* [Exercise goal] Transcribe every entry word for word, leaving out all images.

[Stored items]
## START

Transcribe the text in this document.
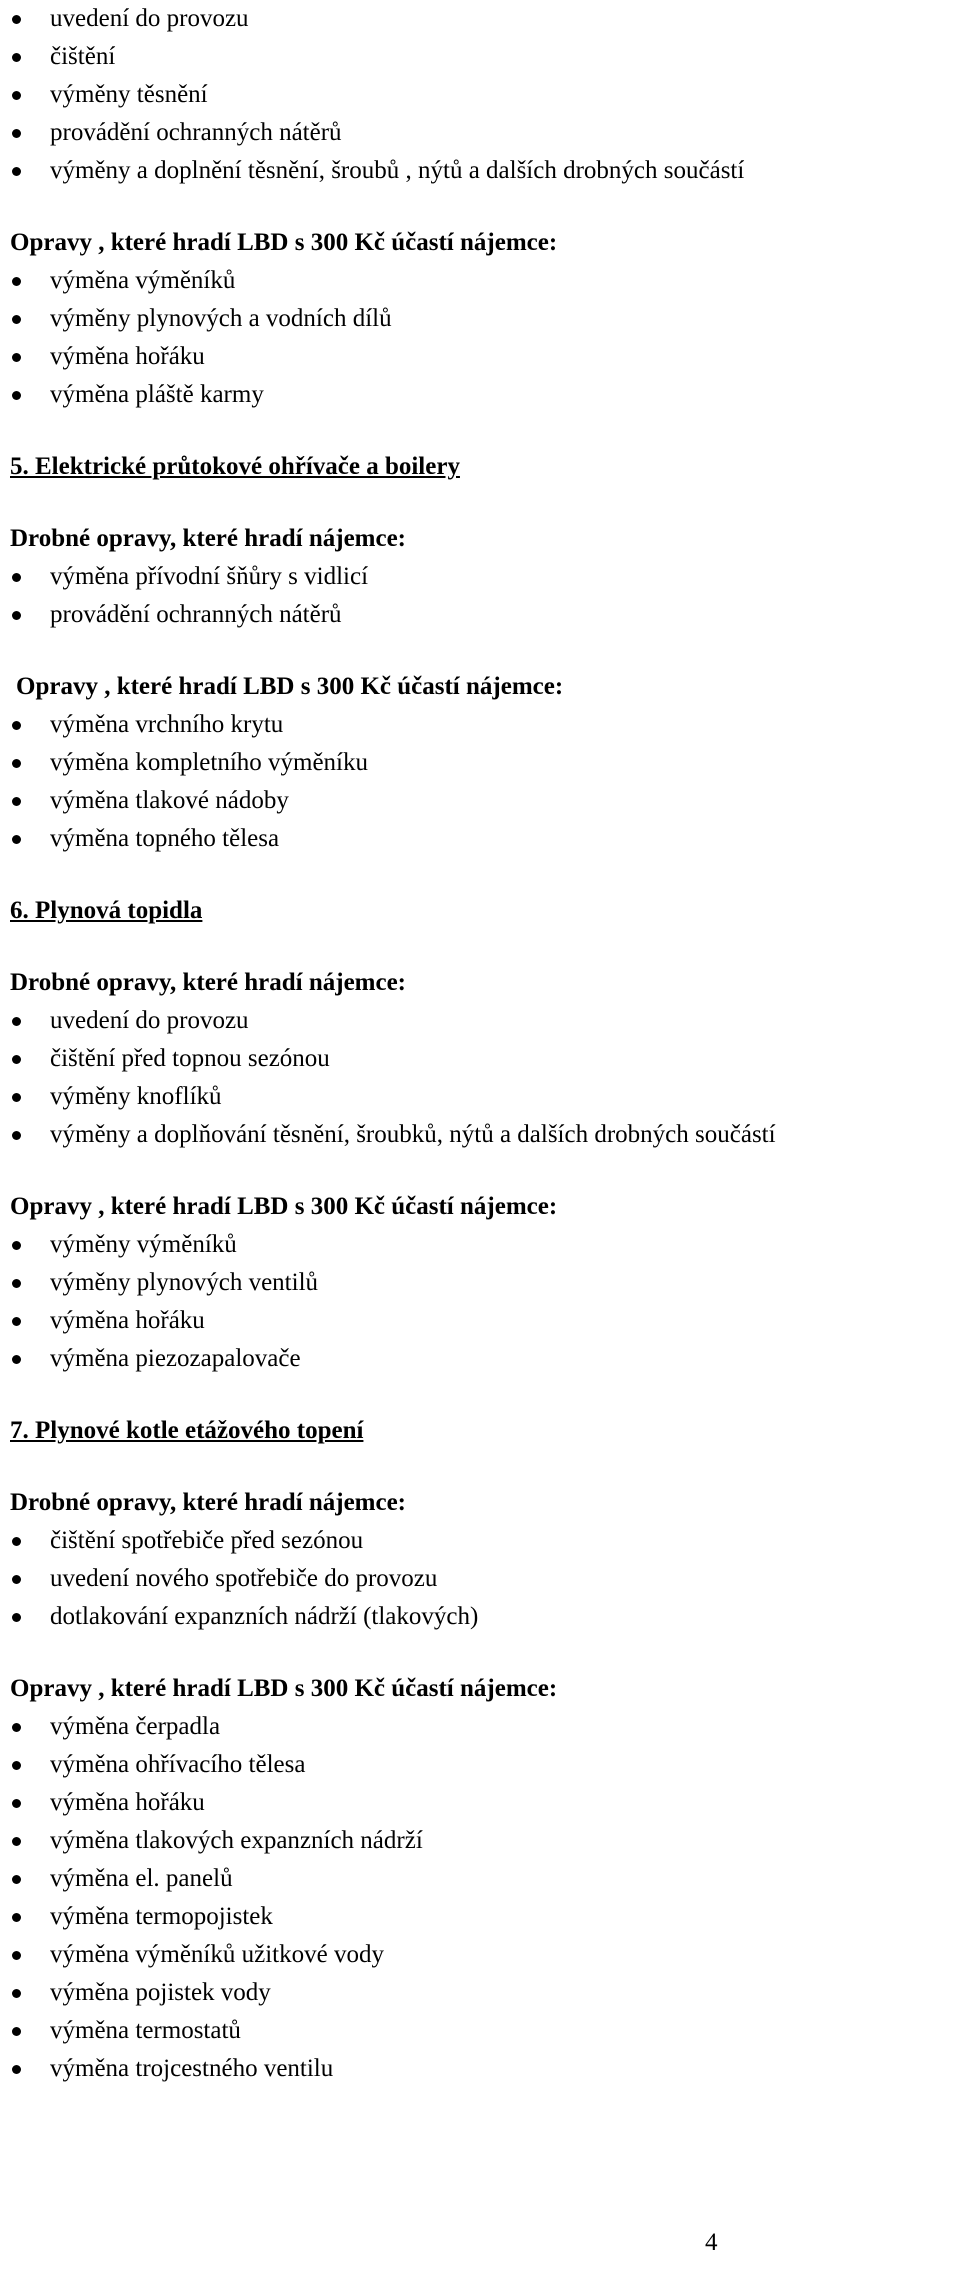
uvedení do provozu
čištění
výměny těsnění
provádění ochranných nátěrů
výměny a doplnění těsnění, šroubů , nýtů a dalších drobných součástí

Opravy , které hradí LBD s 300 Kč účastí nájemce:

výměna výměníků
výměny plynových a vodních dílů
výměna hořáku
výměna pláště karmy

5. Elektrické průtokové ohřívače a boilery

Drobné opravy, které hradí nájemce:

výměna přívodní šňůry s vidlicí
provádění ochranných nátěrů

Opravy , které hradí LBD s 300 Kč účastí nájemce:

výměna vrchního krytu
výměna kompletního výměníku
výměna tlakové nádoby
výměna topného tělesa

6. Plynová topidla

Drobné opravy, které hradí nájemce:

uvedení do provozu
čištění před topnou sezónou
výměny knoflíků
výměny a doplňování těsnění, šroubků, nýtů a dalších drobných součástí

Opravy , které hradí LBD s 300 Kč účastí nájemce:

výměny výměníků
výměny plynových ventilů
výměna hořáku
výměna piezozapalovače

7. Plynové kotle etážového topení

Drobné opravy, které hradí nájemce:

čištění spotřebiče před sezónou
uvedení nového spotřebiče do provozu
dotlakování expanzních nádrží (tlakových)

Opravy , které hradí LBD s 300 Kč účastí nájemce:

výměna čerpadla
výměna ohřívacího tělesa
výměna hořáku
výměna tlakových expanzních nádrží
výměna el. panelů
výměna termopojistek
výměna výměníků užitkové vody
výměna pojistek vody
výměna termostatů
výměna trojcestného ventilu
4
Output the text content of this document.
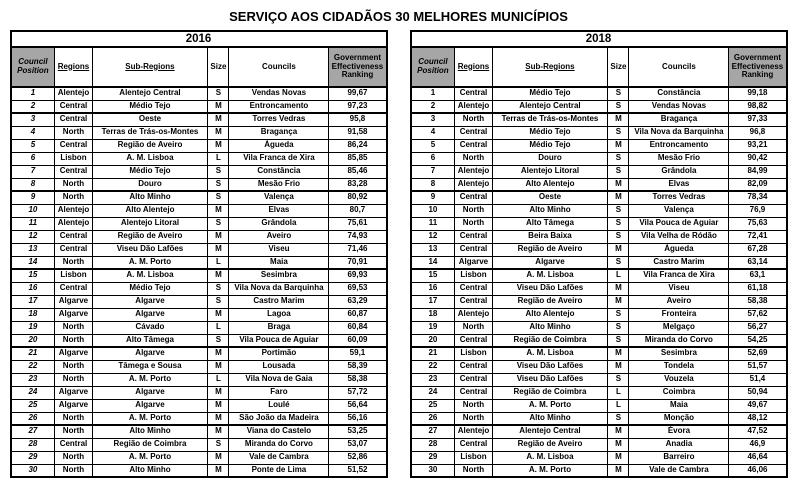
SERVIÇO AOS CIDADÃOS 30 MELHORES MUNICÍPIOS
2016					
Council Position	Regions	Sub-Regions	Size	Councils	Government Effectiveness Ranking
1	Alentejo	Alentejo Central	S	Vendas Novas	99,67
2	Central	Médio Tejo	M	Entroncamento	97,23
3	Central	Oeste	M	Torres Vedras	95,8
4	North	Terras de Trás-os-Montes	M	Bragança	91,58
5	Central	Região de Aveiro	M	Águeda	86,24
6	Lisbon	A. M. Lisboa	L	Vila Franca de Xira	85,85
7	Central	Médio Tejo	S	Constância	85,46
8	North	Douro	S	Mesão Frio	83,28
9	North	Alto Minho	S	Valença	80,92
10	Alentejo	Alto Alentejo	M	Elvas	80,7
11	Alentejo	Alentejo Litoral	S	Grândola	75,61
12	Central	Região de Aveiro	M	Aveiro	74,93
13	Central	Viseu Dão Lafões	M	Viseu	71,46
14	North	A. M. Porto	L	Maia	70,91
15	Lisbon	A. M. Lisboa	M	Sesimbra	69,93
16	Central	Médio Tejo	S	Vila Nova da Barquinha	69,53
17	Algarve	Algarve	S	Castro Marim	63,29
18	Algarve	Algarve	M	Lagoa	60,87
19	North	Cávado	L	Braga	60,84
20	North	Alto Tâmega	S	Vila Pouca de Aguiar	60,09
21	Algarve	Algarve	M	Portimão	59,1
22	North	Tâmega e Sousa	M	Lousada	58,39
23	North	A. M. Porto	L	Vila Nova de Gaia	58,38
24	Algarve	Algarve	M	Faro	57,72
25	Algarve	Algarve	M	Loulé	56,64
26	North	A. M. Porto	M	São João da Madeira	56,16
27	North	Alto Minho	M	Viana do Castelo	53,25
28	Central	Região de Coimbra	S	Miranda do Corvo	53,07
29	North	A. M. Porto	M	Vale de Cambra	52,86
30	North	Alto Minho	M	Ponte de Lima	51,52
2018					
Council Position	Regions	Sub-Regions	Size	Councils	Government Effectiveness Ranking
1	Central	Médio Tejo	S	Constância	99,18
2	Alentejo	Alentejo Central	S	Vendas Novas	98,82
3	North	Terras de Trás-os-Montes	M	Bragança	97,33
4	Central	Médio Tejo	S	Vila Nova da Barquinha	96,8
5	Central	Médio Tejo	M	Entroncamento	93,21
6	North	Douro	S	Mesão Frio	90,42
7	Alentejo	Alentejo Litoral	S	Grândola	84,99
8	Alentejo	Alto Alentejo	M	Elvas	82,09
9	Central	Oeste	M	Torres Vedras	78,34
10	North	Alto Minho	S	Valença	76,9
11	North	Alto Tâmega	S	Vila Pouca de Aguiar	75,63
12	Central	Beira Baixa	S	Vila Velha de Ródão	72,41
13	Central	Região de Aveiro	M	Águeda	67,28
14	Algarve	Algarve	S	Castro Marim	63,14
15	Lisbon	A. M. Lisboa	L	Vila Franca de Xira	63,1
16	Central	Viseu Dão Lafões	M	Viseu	61,18
17	Central	Região de Aveiro	M	Aveiro	58,38
18	Alentejo	Alto Alentejo	S	Fronteira	57,62
19	North	Alto Minho	S	Melgaço	56,27
20	Central	Região de Coimbra	S	Miranda do Corvo	54,25
21	Lisbon	A. M. Lisboa	M	Sesimbra	52,69
22	Central	Viseu Dão Lafões	M	Tondela	51,57
23	Central	Viseu Dão Lafões	S	Vouzela	51,4
24	Central	Região de Coimbra	L	Coimbra	50,94
25	North	A. M. Porto	L	Maia	49,67
26	North	Alto Minho	S	Monção	48,12
27	Alentejo	Alentejo Central	M	Évora	47,52
28	Central	Região de Aveiro	M	Anadia	46,9
29	Lisbon	A. M. Lisboa	M	Barreiro	46,64
30	North	A. M. Porto	M	Vale de Cambra	46,06
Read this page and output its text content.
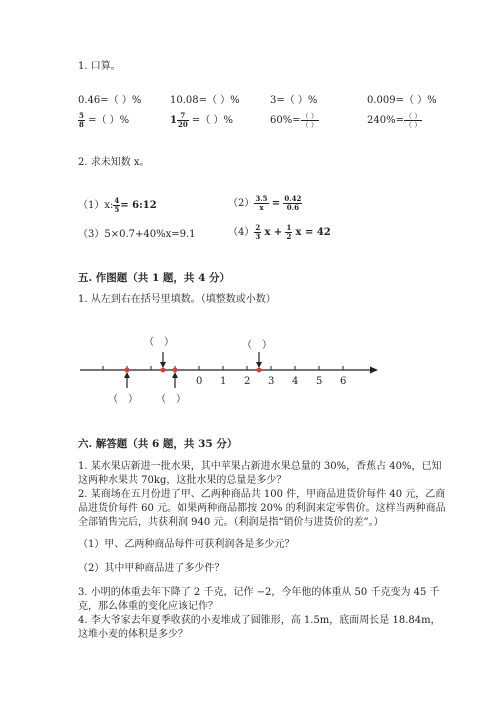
1. 口算。
0.46=（ ）%	10.08=（ ）%	3=（ ）%	0.009=（ ）%
$\frac{5}{8}$ =（ ）%	$1 \frac{7}{20}$ =（ ）%	$60\%= \frac{( )}{( )}$	$240\%= \frac{( )}{( )}$
2. 求未知数 x。
（1）x: $\frac{4}{5}$ = 6:12	$(2) \frac{3.5}{x} = \frac{0.42}{0.6}$
（3）5×0.7+40%x=9.1	$(4) \frac{2}{3}$ $x + \frac{1}{2}$ x = 42
五. 作图题（共 1 题，共 4 分）
1. 从左到右在括号里填数。（填整数或小数）
0 1 2 3 4 5 6
（　）	（　）
（　） （　）
六. 解答题（共 6 题，共 35 分）
1. 某水果店新进一批水果，其中苹果占新进水果总量的 30%，香蕉占 40%，已知这两种水果共 70kg，这批水果的总量是多少？
2. 某商场在五月份进了甲、乙两种商品共 100 件，甲商品进货价每件 40 元，乙商品进货价每件 60 元。如果两种商品都按 20% 的利润来定零售价。这样当两种商品全部销售完后，共获利润 940 元。（利润是指“销价与进货价的差”。）
（1）甲、乙两种商品每件可获利润各是多少元？
（2）其中甲种商品进了多少件？
3. 小明的体重去年下降了 2 千克，记作 −2，今年他的体重从 50 千克变为 45 千克，那么体重的变化应该记作？
4. 李大爷家去年夏季收获的小麦堆成了圆锥形，高 1.5m，底面周长是 18.84m，这堆小麦的体积是多少？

## END

* [Answer to this problem]
Transcribe the text in this document.
uvedení do provozu
čištění
výměny těsnění
provádění ochranných nátěrů
výměny a doplnění těsnění, šroubů , nýtů a dalších drobných součástí

Opravy , které hradí LBD s 300 Kč účastí nájemce:

výměna výměníků
výměny plynových a vodních dílů
výměna hořáku
výměna pláště karmy

5. Elektrické průtokové ohřívače a boilery

Drobné opravy, které hradí nájemce:

výměna přívodní šňůry s vidlicí
provádění ochranných nátěrů

Opravy , které hradí LBD s 300 Kč účastí nájemce:

výměna vrchního krytu
výměna kompletního výměníku
výměna tlakové nádoby
výměna topného tělesa

6. Plynová topidla

Drobné opravy, které hradí nájemce:

uvedení do provozu
čištění před topnou sezónou
výměny knoflíků
výměny a doplňování těsnění, šroubků, nýtů a dalších drobných součástí

Opravy , které hradí LBD s 300 Kč účastí nájemce:

výměny výměníků
výměny plynových ventilů
výměna hořáku
výměna piezozapalovače

7. Plynové kotle etážového topení

Drobné opravy, které hradí nájemce:

čištění spotřebiče před sezónou
uvedení nového spotřebiče do provozu
dotlakování expanzních nádrží (tlakových)

Opravy , které hradí LBD s 300 Kč účastí nájemce:

výměna čerpadla
výměna ohřívacího tělesa
výměna hořáku
výměna tlakových expanzních nádrží
výměna el. panelů
výměna termopojistek
výměna výměníků užitkové vody
výměna pojistek vody
výměna termostatů
výměna trojcestného ventilu
4
Output the text content of this document.
SERVIÇO AOS CIDADÃOS 30 MELHORES MUNICÍPIOS
2016					
Council Position	Regions	Sub-Regions	Size	Councils	Government Effectiveness Ranking
1	Alentejo	Alentejo Central	S	Vendas Novas	99,67
2	Central	Médio Tejo	M	Entroncamento	97,23
3	Central	Oeste	M	Torres Vedras	95,8
4	North	Terras de Trás-os-Montes	M	Bragança	91,58
5	Central	Região de Aveiro	M	Águeda	86,24
6	Lisbon	A. M. Lisboa	L	Vila Franca de Xira	85,85
7	Central	Médio Tejo	S	Constância	85,46
8	North	Douro	S	Mesão Frio	83,28
9	North	Alto Minho	S	Valença	80,92
10	Alentejo	Alto Alentejo	M	Elvas	80,7
11	Alentejo	Alentejo Litoral	S	Grândola	75,61
12	Central	Região de Aveiro	M	Aveiro	74,93
13	Central	Viseu Dão Lafões	M	Viseu	71,46
14	North	A. M. Porto	L	Maia	70,91
15	Lisbon	A. M. Lisboa	M	Sesimbra	69,93
16	Central	Médio Tejo	S	Vila Nova da Barquinha	69,53
17	Algarve	Algarve	S	Castro Marim	63,29
18	Algarve	Algarve	M	Lagoa	60,87
19	North	Cávado	L	Braga	60,84
20	North	Alto Tâmega	S	Vila Pouca de Aguiar	60,09
21	Algarve	Algarve	M	Portimão	59,1
22	North	Tâmega e Sousa	M	Lousada	58,39
23	North	A. M. Porto	L	Vila Nova de Gaia	58,38
24	Algarve	Algarve	M	Faro	57,72
25	Algarve	Algarve	M	Loulé	56,64
26	North	A. M. Porto	M	São João da Madeira	56,16
27	North	Alto Minho	M	Viana do Castelo	53,25
28	Central	Região de Coimbra	S	Miranda do Corvo	53,07
29	North	A. M. Porto	M	Vale de Cambra	52,86
30	North	Alto Minho	M	Ponte de Lima	51,52
2018					
Council Position	Regions	Sub-Regions	Size	Councils	Government Effectiveness Ranking
1	Central	Médio Tejo	S	Constância	99,18
2	Alentejo	Alentejo Central	S	Vendas Novas	98,82
3	North	Terras de Trás-os-Montes	M	Bragança	97,33
4	Central	Médio Tejo	S	Vila Nova da Barquinha	96,8
5	Central	Médio Tejo	M	Entroncamento	93,21
6	North	Douro	S	Mesão Frio	90,42
7	Alentejo	Alentejo Litoral	S	Grândola	84,99
8	Alentejo	Alto Alentejo	M	Elvas	82,09
9	Central	Oeste	M	Torres Vedras	78,34
10	North	Alto Minho	S	Valença	76,9
11	North	Alto Tâmega	S	Vila Pouca de Aguiar	75,63
12	Central	Beira Baixa	S	Vila Velha de Ródão	72,41
13	Central	Região de Aveiro	M	Águeda	67,28
14	Algarve	Algarve	S	Castro Marim	63,14
15	Lisbon	A. M. Lisboa	L	Vila Franca de Xira	63,1
16	Central	Viseu Dão Lafões	M	Viseu	61,18
17	Central	Região de Aveiro	M	Aveiro	58,38
18	Alentejo	Alto Alentejo	S	Fronteira	57,62
19	North	Alto Minho	S	Melgaço	56,27
20	Central	Região de Coimbra	S	Miranda do Corvo	54,25
21	Lisbon	A. M. Lisboa	M	Sesimbra	52,69
22	Central	Viseu Dão Lafões	M	Tondela	51,57
23	Central	Viseu Dão Lafões	S	Vouzela	51,4
24	Central	Região de Coimbra	L	Coimbra	50,94
25	North	A. M. Porto	L	Maia	49,67
26	North	Alto Minho	S	Monção	48,12
27	Alentejo	Alentejo Central	M	Évora	47,52
28	Central	Região de Aveiro	M	Anadia	46,9
29	Lisbon	A. M. Lisboa	M	Barreiro	46,64
30	North	A. M. Porto	M	Vale de Cambra	46,06
Read this page and output its text content.
1. 口算。
0.46=（ ）%	10.08=（ ）%	3=（ ）%	0.009=（ ）%
$\frac{5}{8}$ =（ ）%	$1 \frac{7}{20}$ =（ ）%	$60\%= \frac{( )}{( )}$	$240\%= \frac{( )}{( )}$
2. 求未知数 x。
（1）x: $\frac{4}{5}$ = 6:12	$(2) \frac{3.5}{x} = \frac{0.42}{0.6}$
（3）5×0.7+40%x=9.1	$(4) \frac{2}{3}$ $x + \frac{1}{2}$ x = 42
五. 作图题（共 1 题，共 4 分）
1. 从左到右在括号里填数。（填整数或小数）
0 1 2 3 4 5 6
（　）	（　）
（　） （　）
六. 解答题（共 6 题，共 35 分）
1. 某水果店新进一批水果，其中苹果占新进水果总量的 30%，香蕉占 40%，已知这两种水果共 70kg，这批水果的总量是多少？
2. 某商场在五月份进了甲、乙两种商品共 100 件，甲商品进货价每件 40 元，乙商品进货价每件 60 元。如果两种商品都按 20% 的利润来定零售价。这样当两种商品全部销售完后，共获利润 940 元。（利润是指“销价与进货价的差”。）
（1）甲、乙两种商品每件可获利润各是多少元？
（2）其中甲种商品进了多少件？
3. 小明的体重去年下降了 2 千克，记作 −2，今年他的体重从 50 千克变为 45 千克，那么体重的变化应该记作？
4. 李大爷家去年夏季收获的小麦堆成了圆锥形，高 1.5m，底面周长是 18.84m，这堆小麦的体积是多少？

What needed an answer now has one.